Write out the entries again exactly as they are given.

(Saved data entries)
"""
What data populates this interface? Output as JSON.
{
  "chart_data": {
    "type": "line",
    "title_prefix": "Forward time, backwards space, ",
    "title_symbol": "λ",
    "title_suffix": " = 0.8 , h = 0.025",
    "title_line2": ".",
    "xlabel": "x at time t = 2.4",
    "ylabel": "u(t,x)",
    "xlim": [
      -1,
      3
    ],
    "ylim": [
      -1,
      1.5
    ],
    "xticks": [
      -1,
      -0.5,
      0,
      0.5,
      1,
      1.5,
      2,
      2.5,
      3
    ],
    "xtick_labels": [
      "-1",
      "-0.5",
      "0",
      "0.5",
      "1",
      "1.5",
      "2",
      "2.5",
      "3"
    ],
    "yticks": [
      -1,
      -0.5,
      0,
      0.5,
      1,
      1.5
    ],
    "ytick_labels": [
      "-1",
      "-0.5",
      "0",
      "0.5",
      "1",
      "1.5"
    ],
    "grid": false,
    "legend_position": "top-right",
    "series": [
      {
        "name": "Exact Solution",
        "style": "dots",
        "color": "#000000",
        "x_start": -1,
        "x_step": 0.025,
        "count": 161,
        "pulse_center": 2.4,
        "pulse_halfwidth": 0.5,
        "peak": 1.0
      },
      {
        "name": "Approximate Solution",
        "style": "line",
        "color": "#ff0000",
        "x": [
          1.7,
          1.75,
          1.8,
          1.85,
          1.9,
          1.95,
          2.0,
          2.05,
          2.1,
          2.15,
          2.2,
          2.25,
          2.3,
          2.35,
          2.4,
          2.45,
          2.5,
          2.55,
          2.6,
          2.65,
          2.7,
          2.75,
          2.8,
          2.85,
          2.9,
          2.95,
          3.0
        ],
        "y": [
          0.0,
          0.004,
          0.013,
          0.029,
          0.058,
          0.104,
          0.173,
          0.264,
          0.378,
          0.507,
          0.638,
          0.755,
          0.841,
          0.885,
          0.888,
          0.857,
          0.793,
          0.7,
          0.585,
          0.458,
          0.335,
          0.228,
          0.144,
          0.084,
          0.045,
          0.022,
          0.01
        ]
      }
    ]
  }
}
"""
* _Output for this exercise_:
What data populates this interface? Output as JSON.
{
  "chart_data": {
    "type": "line",
    "title_prefix": "Forward time, backwards space, ",
    "title_symbol": "λ",
    "title_suffix": " = 0.8 , h = 0.025",
    "title_line2": ".",
    "xlabel": "x at time t = 2.4",
    "ylabel": "u(t,x)",
    "xlim": [
      -1,
      3
    ],
    "ylim": [
      -1,
      1.5
    ],
    "xticks": [
      -1,
      -0.5,
      0,
      0.5,
      1,
      1.5,
      2,
      2.5,
      3
    ],
    "xtick_labels": [
      "-1",
      "-0.5",
      "0",
      "0.5",
      "1",
      "1.5",
      "2",
      "2.5",
      "3"
    ],
    "yticks": [
      -1,
      -0.5,
      0,
      0.5,
      1,
      1.5
    ],
    "ytick_labels": [
      "-1",
      "-0.5",
      "0",
      "0.5",
      "1",
      "1.5"
    ],
    "grid": false,
    "legend_position": "top-right",
    "series": [
      {
        "name": "Exact Solution",
        "style": "dots",
        "color": "#000000",
        "x_start": -1,
        "x_step": 0.025,
        "count": 161,
        "pulse_center": 2.4,
        "pulse_halfwidth": 0.5,
        "peak": 1.0
      },
      {
        "name": "Approximate Solution",
        "style": "line",
        "color": "#ff0000",
        "x": [
          1.7,
          1.75,
          1.8,
          1.85,
          1.9,
          1.95,
          2.0,
          2.05,
          2.1,
          2.15,
          2.2,
          2.25,
          2.3,
          2.35,
          2.4,
          2.45,
          2.5,
          2.55,
          2.6,
          2.65,
          2.7,
          2.75,
          2.8,
          2.85,
          2.9,
          2.95,
          3.0
        ],
        "y": [
          0.0,
          0.004,
          0.013,
          0.029,
          0.058,
          0.104,
          0.173,
          0.264,
          0.378,
          0.507,
          0.638,
          0.755,
          0.841,
          0.885,
          0.888,
          0.857,
          0.793,
          0.7,
          0.585,
          0.458,
          0.335,
          0.228,
          0.144,
          0.084,
          0.045,
          0.022,
          0.01
        ]
      }
    ]
  }
}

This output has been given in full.